PARTS OF THE EXERCISE:
a) List every technology the web search notes name under the client server paradigm, giving each abbreviation with its full name.
b) Reproduce the web search notes word for word from "1. Data acquisition" to "scale of data.".

The Web and Web Search

How the web works?

  1. Text View: collection of pages or documents

  2. Graph View: links between pages

  3. Site and Domain Structure: folders, sites, and domains often contain semantically related pages

Client Server Paradigm:

Browser uses HTTP(communication) to ask web server for an object identified by a URL(naming), and renders this object according to rules defined by HTML(rendering).

  • URL (Uniform Resource Locators): used to identify and locate objects

  • HTTP (Hypertext Transfer Protocol): used to request and transfer objects

  • HTML (Hypertext Markup Language): used to defined how object should be presented to user

Challenges for Search Engines

  • Complex URLs, result page computed by server in arbitrary manner, advertising networks, file types, and automatic redirects, and so on.

  • Things have gotten more and more complex: sites are now not fully crawlable, and auto-generate content. Large parts of the web are becoming inaccessible.

Basic Structure of a Search Engine

Crawler tries to download the entire Internet. The content, the HTML pages get stored on disks. They then get analyzed, data mining, and web mining. Index is being built, and finally people come and search for content - query processing needs to be done in order to get the best results.

Four Major Component:

Most of the cycles spent in data analysis and query processing.

  1. Data acquisition / web cralling: to collect pages from all over the web

  2. Data analysis / web mining: link analysis, spam detection and query log analysis (what they searched for and what they clicked on) by using mapreduce or similar specialized platforms to process the scale of data.

  3. Index building and maintenance

  4. Query processing / result ranking

Ranking

In order to return best pages first, you can use past information about queries and what people clicked on. But you can't compete with the quality if you don't have enough query logs or user behavior. To be competitive, you can use additional featrues such as if the keyword a people's name or not?

SUPPLIED MATERIAL:

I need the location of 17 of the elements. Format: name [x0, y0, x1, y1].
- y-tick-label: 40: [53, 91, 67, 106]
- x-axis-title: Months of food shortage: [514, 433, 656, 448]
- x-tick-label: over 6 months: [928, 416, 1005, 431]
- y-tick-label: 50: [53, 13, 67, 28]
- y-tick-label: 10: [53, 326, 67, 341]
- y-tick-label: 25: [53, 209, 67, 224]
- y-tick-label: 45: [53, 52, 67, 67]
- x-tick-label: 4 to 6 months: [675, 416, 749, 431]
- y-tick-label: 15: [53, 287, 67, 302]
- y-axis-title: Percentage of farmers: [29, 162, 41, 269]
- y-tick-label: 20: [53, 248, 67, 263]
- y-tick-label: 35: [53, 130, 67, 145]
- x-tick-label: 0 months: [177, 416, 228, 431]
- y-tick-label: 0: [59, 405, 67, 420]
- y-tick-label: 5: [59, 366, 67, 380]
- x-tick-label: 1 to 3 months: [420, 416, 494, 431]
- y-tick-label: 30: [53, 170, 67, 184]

RESPONSES FOR EACH TASK:
a)
URL (Uniform Resource Locators)
HTTP (Hypertext Transfer Protocol)
HTML (Hypertext Markup Language)

b)
1. Data acquisition / web cralling: to collect pages from all over the web

  2. Data analysis / web mining: link analysis, spam detection and query log analysis (what they searched for and what they clicked on) by using mapreduce or similar specialized platforms to process the scale of data.